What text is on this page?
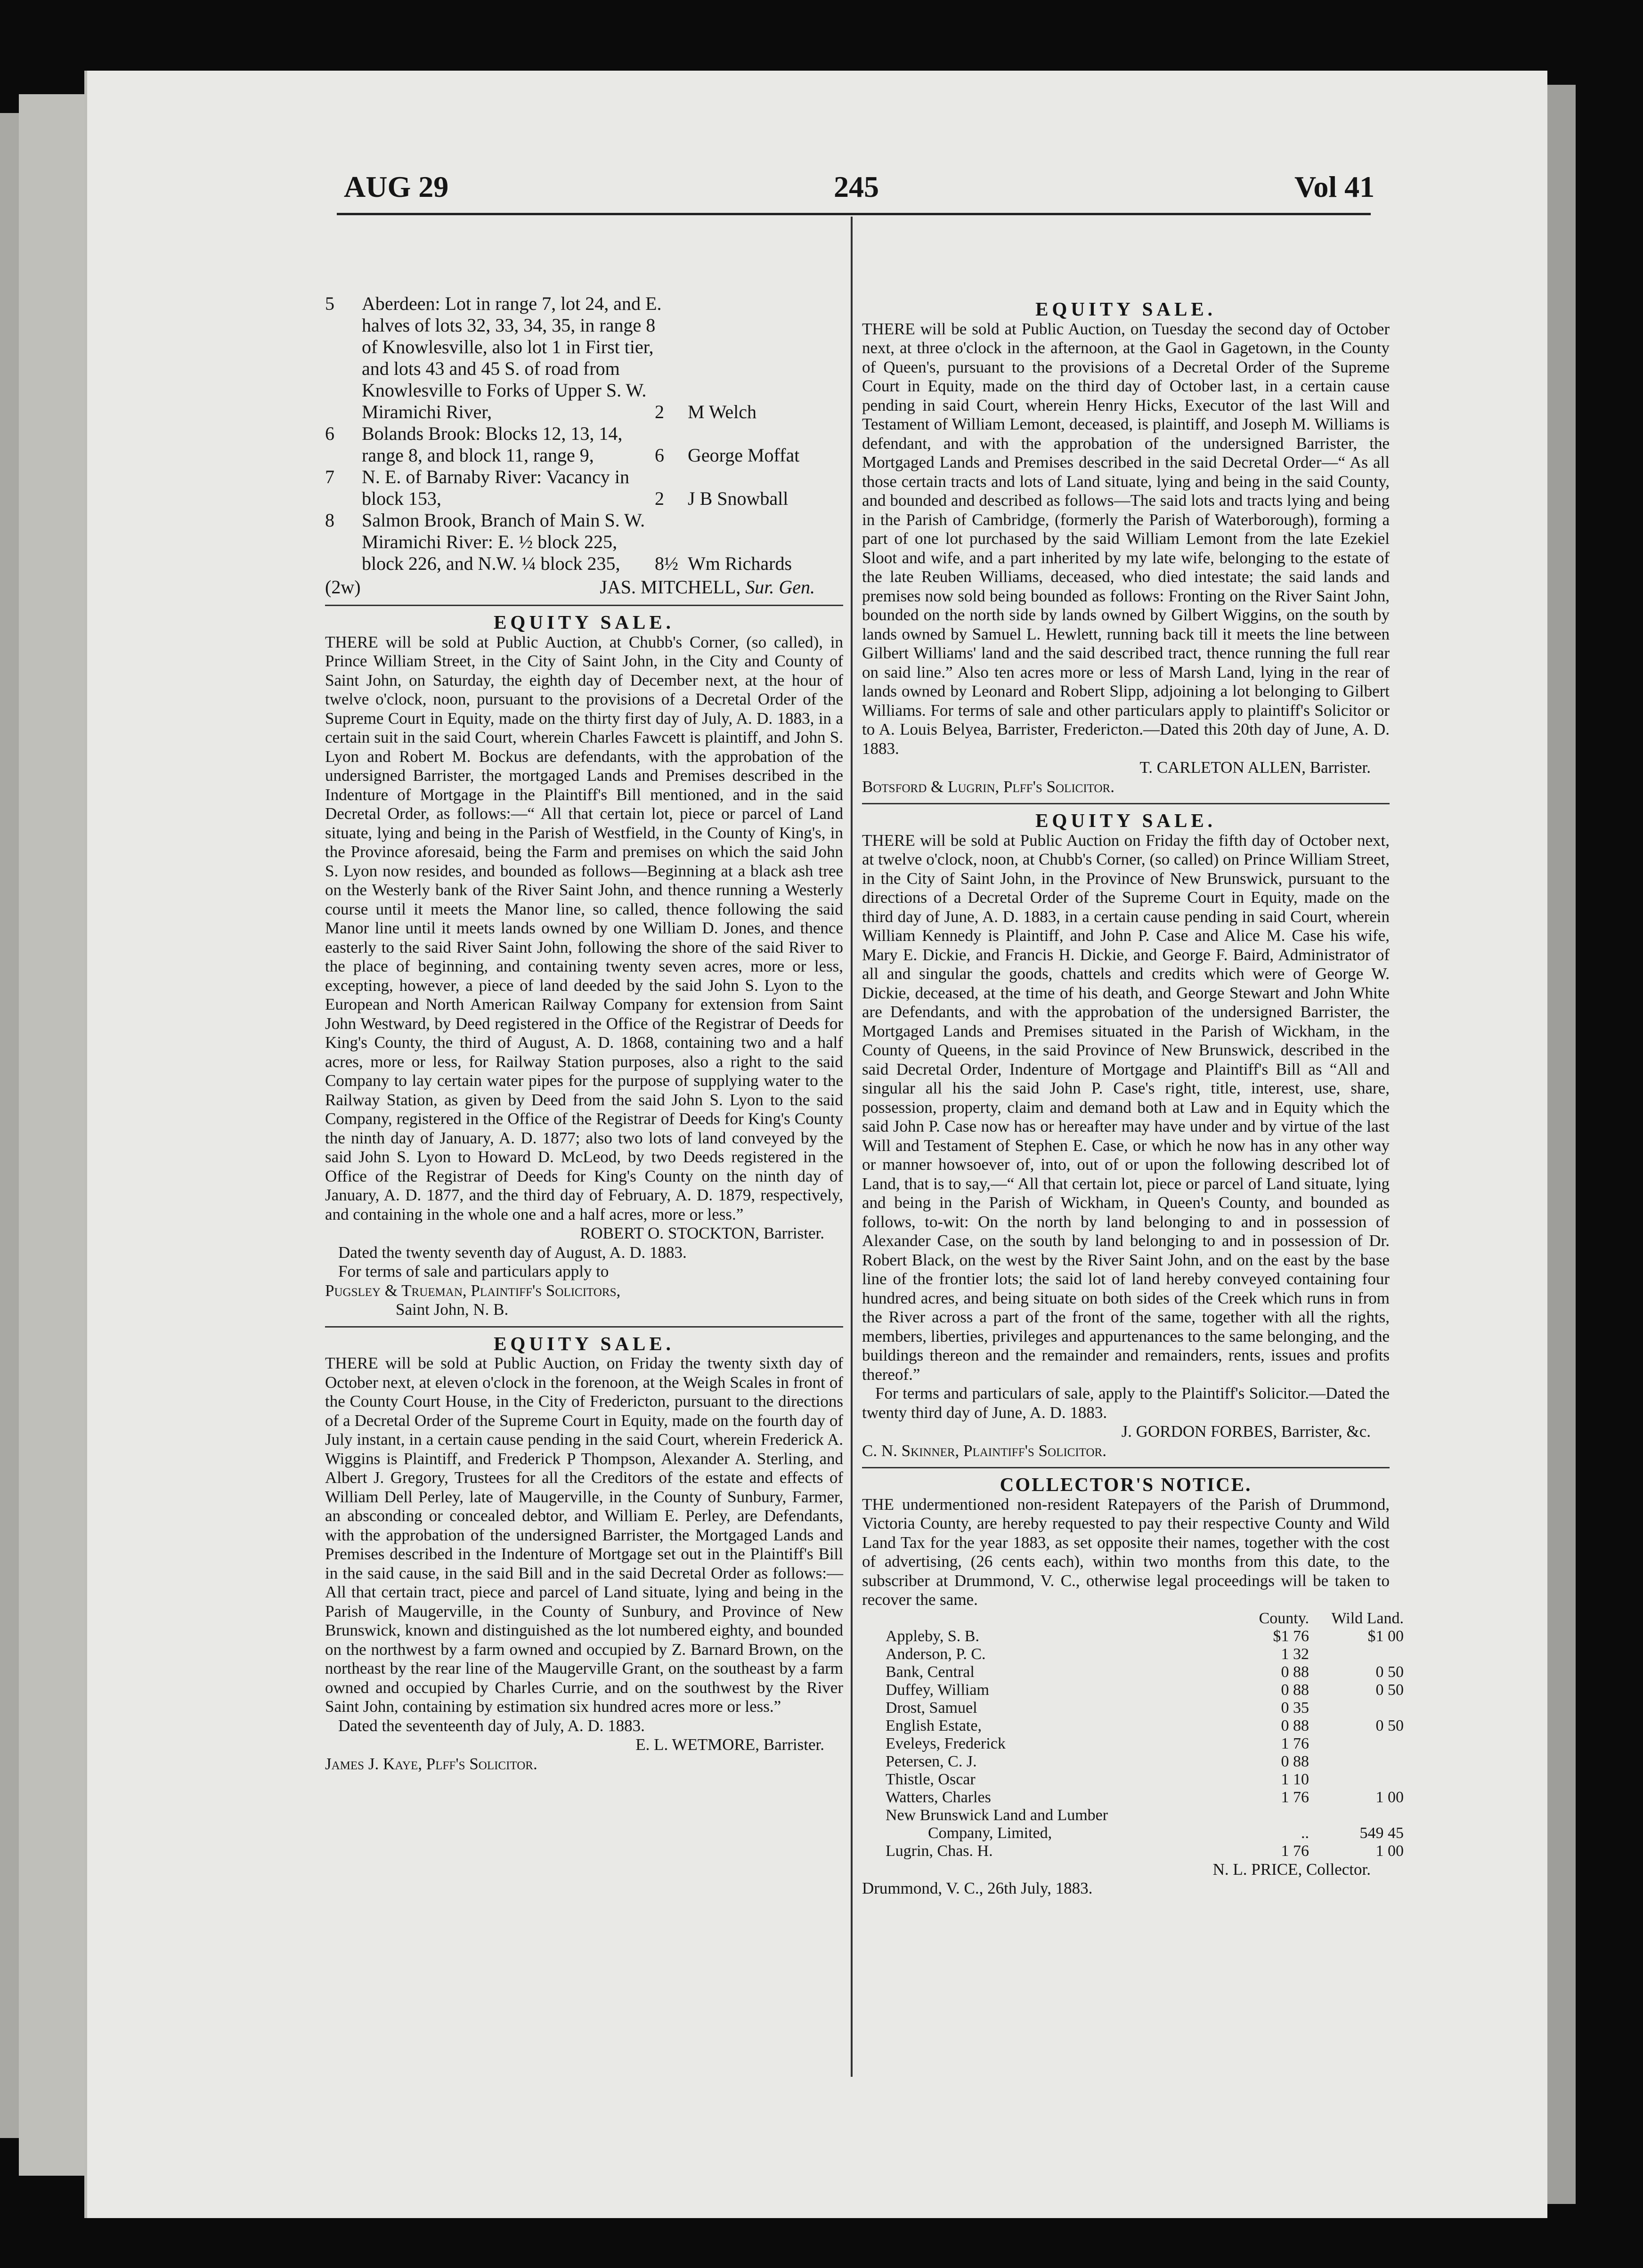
AUG 29	245	Vol 41
5	Aberdeen: Lot in range 7, lot 24, and E. halves of lots 32, 33, 34, 35, in range 8 of Knowlesville, also lot 1 in First tier, and lots 43 and 45 S. of road from Knowlesville to Forks of Upper S. W. Miramichi River,	2	M Welch
6	Bolands Brook: Blocks 12, 13, 14, range 8, and block 11, range 9,	6	George Moffat
7	N. E. of Barnaby River: Vacancy in block 153,	2	J B Snowball
8	Salmon Brook, Branch of Main S. W. Miramichi River: E. ½ block 225, block 226, and N.W. ¼ block 235,	8½ Wm Richards
(2w)	JAS. MITCHELL, Sur. Gen.

EQUITY SALE.

THERE will be sold at Public Auction, at Chubb's Corner, (so called), in Prince William Street, in the City of Saint John, in the City and County of Saint John, on Saturday, the eighth day of December next, at the hour of twelve o'clock, noon, pursuant to the provisions of a Decretal Order of the Supreme Court in Equity, made on the thirty first day of July, A. D. 1883, in a certain suit in the said Court, wherein Charles Fawcett is plaintiff, and John S. Lyon and Robert M. Bockus are defendants, with the approbation of the undersigned Barrister, the mortgaged Lands and Premises described in the Indenture of Mortgage in the Plaintiff's Bill mentioned, and in the said Decretal Order, as follows:—“ All that certain lot, piece or parcel of Land situate, lying and being in the Parish of Westfield, in the County of King's, in the Province aforesaid, being the Farm and premises on which the said John S. Lyon now resides, and bounded as follows—Beginning at a black ash tree on the Westerly bank of the River Saint John, and thence running a Westerly course until it meets the Manor line, so called, thence following the said Manor line until it meets lands owned by one William D. Jones, and thence easterly to the said River Saint John, following the shore of the said River to the place of beginning, and containing twenty seven acres, more or less, excepting, however, a piece of land deeded by the said John S. Lyon to the European and North American Railway Company for extension from Saint John Westward, by Deed registered in the Office of the Registrar of Deeds for King's County, the third of August, A. D. 1868, containing two and a half acres, more or less, for Railway Station purposes, also a right to the said Company to lay certain water pipes for the purpose of supplying water to the Railway Station, as given by Deed from the said John S. Lyon to the said Company, registered in the Office of the Registrar of Deeds for King's County the ninth day of January, A. D. 1877; also two lots of land conveyed by the said John S. Lyon to Howard D. McLeod, by two Deeds registered in the Office of the Registrar of Deeds for King's County on the ninth day of January, A. D. 1877, and the third day of February, A. D. 1879, respectively, and containing in the whole one and a half acres, more or less.”

ROBERT O. STOCKTON, Barrister.

Dated the twenty seventh day of August, A. D. 1883.

For terms of sale and particulars apply to

Pugsley & Trueman, Plaintiff's Solicitors,

Saint John, N. B.

EQUITY SALE.

THERE will be sold at Public Auction, on Friday the twenty sixth day of October next, at eleven o'clock in the forenoon, at the Weigh Scales in front of the County Court House, in the City of Fredericton, pursuant to the directions of a Decretal Order of the Supreme Court in Equity, made on the fourth day of July instant, in a certain cause pending in the said Court, wherein Frederick A. Wiggins is Plaintiff, and Frederick P Thompson, Alexander A. Sterling, and Albert J. Gregory, Trustees for all the Creditors of the estate and effects of William Dell Perley, late of Maugerville, in the County of Sunbury, Farmer, an absconding or concealed debtor, and William E. Perley, are Defendants, with the approbation of the undersigned Barrister, the Mortgaged Lands and Premises described in the Indenture of Mortgage set out in the Plaintiff's Bill in the said cause, in the said Bill and in the said Decretal Order as follows:—All that certain tract, piece and parcel of Land situate, lying and being in the Parish of Maugerville, in the County of Sunbury, and Province of New Brunswick, known and distinguished as the lot numbered eighty, and bounded on the northwest by a farm owned and occupied by Z. Barnard Brown, on the northeast by the rear line of the Maugerville Grant, on the southeast by a farm owned and occupied by Charles Currie, and on the southwest by the River Saint John, containing by estimation six hundred acres more or less.”

Dated the seventeenth day of July, A. D. 1883.

E. L. WETMORE, Barrister.

James J. Kaye, Plff's Solicitor.

EQUITY SALE.

THERE will be sold at Public Auction, on Tuesday the second day of October next, at three o'clock in the afternoon, at the Gaol in Gagetown, in the County of Queen's, pursuant to the provisions of a Decretal Order of the Supreme Court in Equity, made on the third day of October last, in a certain cause pending in said Court, wherein Henry Hicks, Executor of the last Will and Testament of William Lemont, deceased, is plaintiff, and Joseph M. Williams is defendant, and with the approbation of the undersigned Barrister, the Mortgaged Lands and Premises described in the said Decretal Order—“ As all those certain tracts and lots of Land situate, lying and being in the said County, and bounded and described as follows—The said lots and tracts lying and being in the Parish of Cambridge, (formerly the Parish of Waterborough), forming a part of one lot purchased by the said William Lemont from the late Ezekiel Sloot and wife, and a part inherited by my late wife, belonging to the estate of the late Reuben Williams, deceased, who died intestate; the said lands and premises now sold being bounded as follows: Fronting on the River Saint John, bounded on the north side by lands owned by Gilbert Wiggins, on the south by lands owned by Samuel L. Hewlett, running back till it meets the line between Gilbert Williams' land and the said described tract, thence running the full rear on said line.” Also ten acres more or less of Marsh Land, lying in the rear of lands owned by Leonard and Robert Slipp, adjoining a lot belonging to Gilbert Williams. For terms of sale and other particulars apply to plaintiff's Solicitor or to A. Louis Belyea, Barrister, Fredericton.—Dated this 20th day of June, A. D. 1883.

T. CARLETON ALLEN, Barrister.

Botsford & Lugrin, Plff's Solicitor.

EQUITY SALE.

THERE will be sold at Public Auction on Friday the fifth day of October next, at twelve o'clock, noon, at Chubb's Corner, (so called) on Prince William Street, in the City of Saint John, in the Province of New Brunswick, pursuant to the directions of a Decretal Order of the Supreme Court in Equity, made on the third day of June, A. D. 1883, in a certain cause pending in said Court, wherein William Kennedy is Plaintiff, and John P. Case and Alice M. Case his wife, Mary E. Dickie, and Francis H. Dickie, and George F. Baird, Administrator of all and singular the goods, chattels and credits which were of George W. Dickie, deceased, at the time of his death, and George Stewart and John White are Defendants, and with the approbation of the undersigned Barrister, the Mortgaged Lands and Premises situated in the Parish of Wickham, in the County of Queens, in the said Province of New Brunswick, described in the said Decretal Order, Indenture of Mortgage and Plaintiff's Bill as “All and singular all his the said John P. Case's right, title, interest, use, share, possession, property, claim and demand both at Law and in Equity which the said John P. Case now has or hereafter may have under and by virtue of the last Will and Testament of Stephen E. Case, or which he now has in any other way or manner howsoever of, into, out of or upon the following described lot of Land, that is to say,—“ All that certain lot, piece or parcel of Land situate, lying and being in the Parish of Wickham, in Queen's County, and bounded as follows, to-wit: On the north by land belonging to and in possession of Alexander Case, on the south by land belonging to and in possession of Dr. Robert Black, on the west by the River Saint John, and on the east by the base line of the frontier lots; the said lot of land hereby conveyed containing four hundred acres, and being situate on both sides of the Creek which runs in from the River across a part of the front of the same, together with all the rights, members, liberties, privileges and appurtenances to the same belonging, and the buildings thereon and the remainder and remainders, rents, issues and profits thereof.”

For terms and particulars of sale, apply to the Plaintiff's Solicitor.—Dated the twenty third day of June, A. D. 1883.

J. GORDON FORBES, Barrister, &c.

C. N. Skinner, Plaintiff's Solicitor.

COLLECTOR'S NOTICE.

THE undermentioned non-resident Ratepayers of the Parish of Drummond, Victoria County, are hereby requested to pay their respective County and Wild Land Tax for the year 1883, as set opposite their names, together with the cost of advertising, (26 cents each), within two months from this date, to the subscriber at Drummond, V. C., otherwise legal proceedings will be taken to recover the same.

	County.	Wild Land.
Appleby, S. B.	$1 76	$1 00
Anderson, P. C.	1 32	
Bank, Central	0 88	0 50
Duffey, William	0 88	0 50
Drost, Samuel	0 35	
English Estate,	0 88	0 50
Eveleys, Frederick	1 76	
Petersen, C. J.	0 88	
Thistle, Oscar	1 10	
Watters, Charles	1 76	1 00
New Brunswick Land and Lumber		
Company, Limited,	..	549 45
Lugrin, Chas. H.	1 76	1 00

N. L. PRICE, Collector.

Drummond, V. C., 26th July, 1883.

» Exercise aim: Report the number of lines in the listing above that include the word "Plff", and nothing else.

» Task response: 2